_REQUIREMENTS:_ Skip the pictures. Transcribe the rest of the data below without changing a word.

_EXTRACTED RECORDS:_
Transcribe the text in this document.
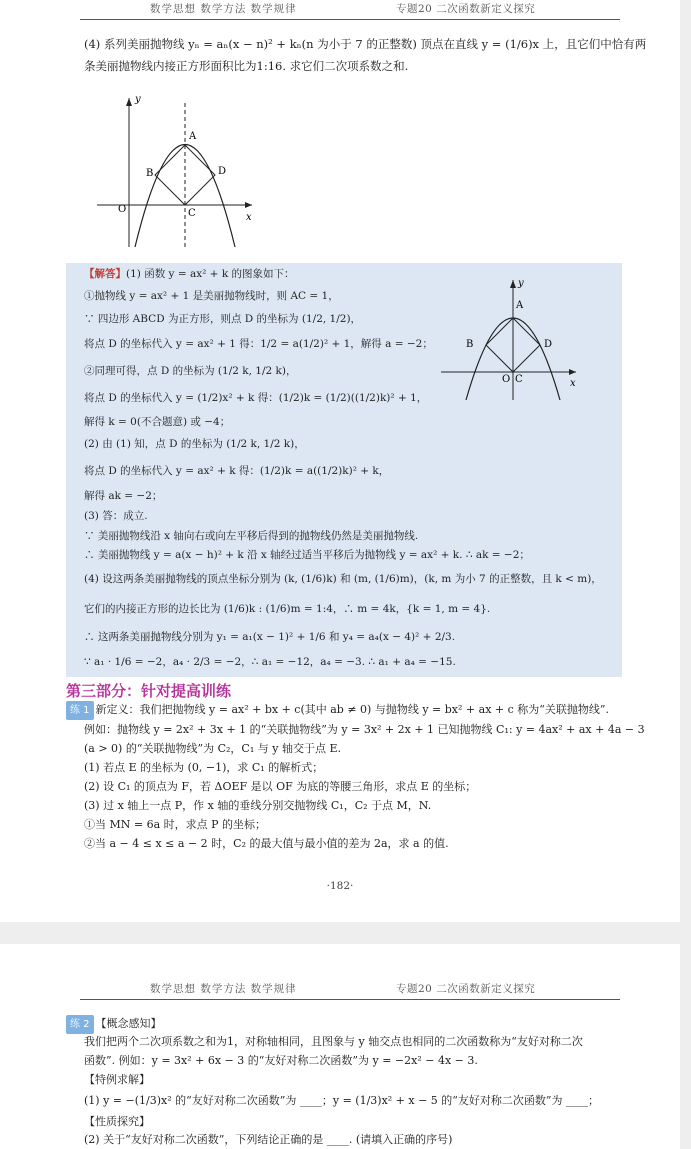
数学思想 数学方法 数学规律	专题20 二次函数新定义探究
(4) 系列美丽抛物线 yₙ = aₙ(x − n)² + kₙ(n 为小于 7 的正整数) 顶点在直线 y = (1/6)x 上，且它们中恰有两
条美丽抛物线内接正方形面积比为1:16. 求它们二次项系数之和.
A
B
C
D
O
y
x
【解答】(1) 函数 y = ax² + k 的图象如下：
①抛物线 y = ax² + 1 是美丽抛物线时，则 AC = 1，
∵ 四边形 ABCD 为正方形，则点 D 的坐标为 (1/2, 1/2)，
将点 D 的坐标代入 y = ax² + 1 得：1/2 = a(1/2)² + 1，解得 a = −2；
②同理可得，点 D 的坐标为 (1/2 k, 1/2 k)，
将点 D 的坐标代入 y = (1/2)x² + k 得：(1/2)k = (1/2)((1/2)k)² + 1，
解得 k = 0(不合题意) 或 −4；
(2) 由 (1) 知，点 D 的坐标为 (1/2 k, 1/2 k)，
将点 D 的坐标代入 y = ax² + k 得：(1/2)k = a((1/2)k)² + k，
解得 ak = −2；
(3) 答：成立.
∵ 美丽抛物线沿 x 轴向右或向左平移后得到的抛物线仍然是美丽抛物线.
∴ 美丽抛物线 y = a(x − h)² + k 沿 x 轴经过适当平移后为抛物线 y = ax² + k. ∴ ak = −2；
(4) 设这两条美丽抛物线的顶点坐标分别为 (k, (1/6)k) 和 (m, (1/6)m)，(k, m 为小 7 的正整数，且 k < m)，
它们的内接正方形的边长比为 (1/6)k : (1/6)m = 1:4，∴ m = 4k，{k = 1, m = 4}.
∴ 这两条美丽抛物线分别为 y₁ = a₁(x − 1)² + 1/6 和 y₄ = a₄(x − 4)² + 2/3.
∵ a₁ · 1/6 = −2，a₄ · 2/3 = −2，∴ a₁ = −12，a₄ = −3. ∴ a₁ + a₄ = −15.
A
B
C
D
O
y
x
第三部分：针对提高训练
练 1 新定义：我们把抛物线 y = ax² + bx + c(其中 ab ≠ 0) 与抛物线 y = bx² + ax + c 称为“关联抛物线”.
例如：抛物线 y = 2x² + 3x + 1 的“关联抛物线”为 y = 3x² + 2x + 1 已知抛物线 C₁: y = 4ax² + ax + 4a − 3
(a > 0) 的“关联抛物线”为 C₂，C₁ 与 y 轴交于点 E.
(1) 若点 E 的坐标为 (0, −1)，求 C₁ 的解析式；
(2) 设 C₁ 的顶点为 F，若 ΔOEF 是以 OF 为底的等腰三角形，求点 E 的坐标；
(3) 过 x 轴上一点 P，作 x 轴的垂线分别交抛物线 C₁，C₂ 于点 M，N.
①当 MN = 6a 时，求点 P 的坐标；
②当 a − 4 ≤ x ≤ a − 2 时，C₂ 的最大值与最小值的差为 2a，求 a 的值.
·182·
数学思想 数学方法 数学规律	专题20 二次函数新定义探究
练 2 【概念感知】
我们把两个二次项系数之和为1，对称轴相同，且图象与 y 轴交点也相同的二次函数称为“友好对称二次
函数”. 例如：y = 3x² + 6x − 3 的“友好对称二次函数”为 y = −2x² − 4x − 3.
【特例求解】
(1) y = −(1/3)x² 的“友好对称二次函数”为 ____；y = (1/3)x² + x − 5 的“友好对称二次函数”为 ____；
【性质探究】
(2) 关于“友好对称二次函数”，下列结论正确的是 ____. (请填入正确的序号)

_THE REPLY:_
Transcribe the text in this document.
数学思想 数学方法 数学规律	专题20 二次函数新定义探究
(4) 系列美丽抛物线 yₙ = aₙ(x − n)² + kₙ(n 为小于 7 的正整数) 顶点在直线 y = (1/6)x 上，且它们中恰有两
条美丽抛物线内接正方形面积比为1:16. 求它们二次项系数之和.
A
B
C
D
O
y
x
【解答】(1) 函数 y = ax² + k 的图象如下：
①抛物线 y = ax² + 1 是美丽抛物线时，则 AC = 1，
∵ 四边形 ABCD 为正方形，则点 D 的坐标为 (1/2, 1/2)，
将点 D 的坐标代入 y = ax² + 1 得：1/2 = a(1/2)² + 1，解得 a = −2；
②同理可得，点 D 的坐标为 (1/2 k, 1/2 k)，
将点 D 的坐标代入 y = (1/2)x² + k 得：(1/2)k = (1/2)((1/2)k)² + 1，
解得 k = 0(不合题意) 或 −4；
(2) 由 (1) 知，点 D 的坐标为 (1/2 k, 1/2 k)，
将点 D 的坐标代入 y = ax² + k 得：(1/2)k = a((1/2)k)² + k，
解得 ak = −2；
(3) 答：成立.
∵ 美丽抛物线沿 x 轴向右或向左平移后得到的抛物线仍然是美丽抛物线.
∴ 美丽抛物线 y = a(x − h)² + k 沿 x 轴经过适当平移后为抛物线 y = ax² + k. ∴ ak = −2；
(4) 设这两条美丽抛物线的顶点坐标分别为 (k, (1/6)k) 和 (m, (1/6)m)，(k, m 为小 7 的正整数，且 k < m)，
它们的内接正方形的边长比为 (1/6)k : (1/6)m = 1:4，∴ m = 4k，{k = 1, m = 4}.
∴ 这两条美丽抛物线分别为 y₁ = a₁(x − 1)² + 1/6 和 y₄ = a₄(x − 4)² + 2/3.
∵ a₁ · 1/6 = −2，a₄ · 2/3 = −2，∴ a₁ = −12，a₄ = −3. ∴ a₁ + a₄ = −15.
A
B
C
D
O
y
x
第三部分：针对提高训练
练 1 新定义：我们把抛物线 y = ax² + bx + c(其中 ab ≠ 0) 与抛物线 y = bx² + ax + c 称为“关联抛物线”.
例如：抛物线 y = 2x² + 3x + 1 的“关联抛物线”为 y = 3x² + 2x + 1 已知抛物线 C₁: y = 4ax² + ax + 4a − 3
(a > 0) 的“关联抛物线”为 C₂，C₁ 与 y 轴交于点 E.
(1) 若点 E 的坐标为 (0, −1)，求 C₁ 的解析式；
(2) 设 C₁ 的顶点为 F，若 ΔOEF 是以 OF 为底的等腰三角形，求点 E 的坐标；
(3) 过 x 轴上一点 P，作 x 轴的垂线分别交抛物线 C₁，C₂ 于点 M，N.
①当 MN = 6a 时，求点 P 的坐标；
②当 a − 4 ≤ x ≤ a − 2 时，C₂ 的最大值与最小值的差为 2a，求 a 的值.
·182·
数学思想 数学方法 数学规律	专题20 二次函数新定义探究
练 2 【概念感知】
我们把两个二次项系数之和为1，对称轴相同，且图象与 y 轴交点也相同的二次函数称为“友好对称二次
函数”. 例如：y = 3x² + 6x − 3 的“友好对称二次函数”为 y = −2x² − 4x − 3.
【特例求解】
(1) y = −(1/3)x² 的“友好对称二次函数”为 ____；y = (1/3)x² + x − 5 的“友好对称二次函数”为 ____；
【性质探究】
(2) 关于“友好对称二次函数”，下列结论正确的是 ____. (请填入正确的序号)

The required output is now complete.